(Structured figure records)
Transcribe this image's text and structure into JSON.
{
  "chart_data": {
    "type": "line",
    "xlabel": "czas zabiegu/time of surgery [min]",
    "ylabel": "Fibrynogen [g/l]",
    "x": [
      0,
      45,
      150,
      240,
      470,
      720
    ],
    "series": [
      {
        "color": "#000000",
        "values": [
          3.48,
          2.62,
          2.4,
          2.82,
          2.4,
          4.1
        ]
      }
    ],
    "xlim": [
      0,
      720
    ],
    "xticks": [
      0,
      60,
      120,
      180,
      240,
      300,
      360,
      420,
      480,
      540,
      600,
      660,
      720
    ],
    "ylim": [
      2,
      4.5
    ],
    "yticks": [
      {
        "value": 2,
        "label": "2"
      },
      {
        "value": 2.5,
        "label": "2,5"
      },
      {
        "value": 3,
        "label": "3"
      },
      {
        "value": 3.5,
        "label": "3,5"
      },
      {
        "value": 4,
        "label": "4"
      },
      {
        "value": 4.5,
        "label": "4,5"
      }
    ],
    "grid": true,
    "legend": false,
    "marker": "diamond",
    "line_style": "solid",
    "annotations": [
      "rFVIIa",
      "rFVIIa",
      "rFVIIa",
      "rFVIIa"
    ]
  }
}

**GOAL**
Extract every entry above as it appears.

**FINISHED EXERCISE**
Transcribe this image's text and structure into JSON.
{
  "chart_data": {
    "type": "line",
    "xlabel": "czas zabiegu/time of surgery [min]",
    "ylabel": "Fibrynogen [g/l]",
    "x": [
      0,
      45,
      150,
      240,
      470,
      720
    ],
    "series": [
      {
        "color": "#000000",
        "values": [
          3.48,
          2.62,
          2.4,
          2.82,
          2.4,
          4.1
        ]
      }
    ],
    "xlim": [
      0,
      720
    ],
    "xticks": [
      0,
      60,
      120,
      180,
      240,
      300,
      360,
      420,
      480,
      540,
      600,
      660,
      720
    ],
    "ylim": [
      2,
      4.5
    ],
    "yticks": [
      {
        "value": 2,
        "label": "2"
      },
      {
        "value": 2.5,
        "label": "2,5"
      },
      {
        "value": 3,
        "label": "3"
      },
      {
        "value": 3.5,
        "label": "3,5"
      },
      {
        "value": 4,
        "label": "4"
      },
      {
        "value": 4.5,
        "label": "4,5"
      }
    ],
    "grid": true,
    "legend": false,
    "marker": "diamond",
    "line_style": "solid",
    "annotations": [
      "rFVIIa",
      "rFVIIa",
      "rFVIIa",
      "rFVIIa"
    ]
  }
}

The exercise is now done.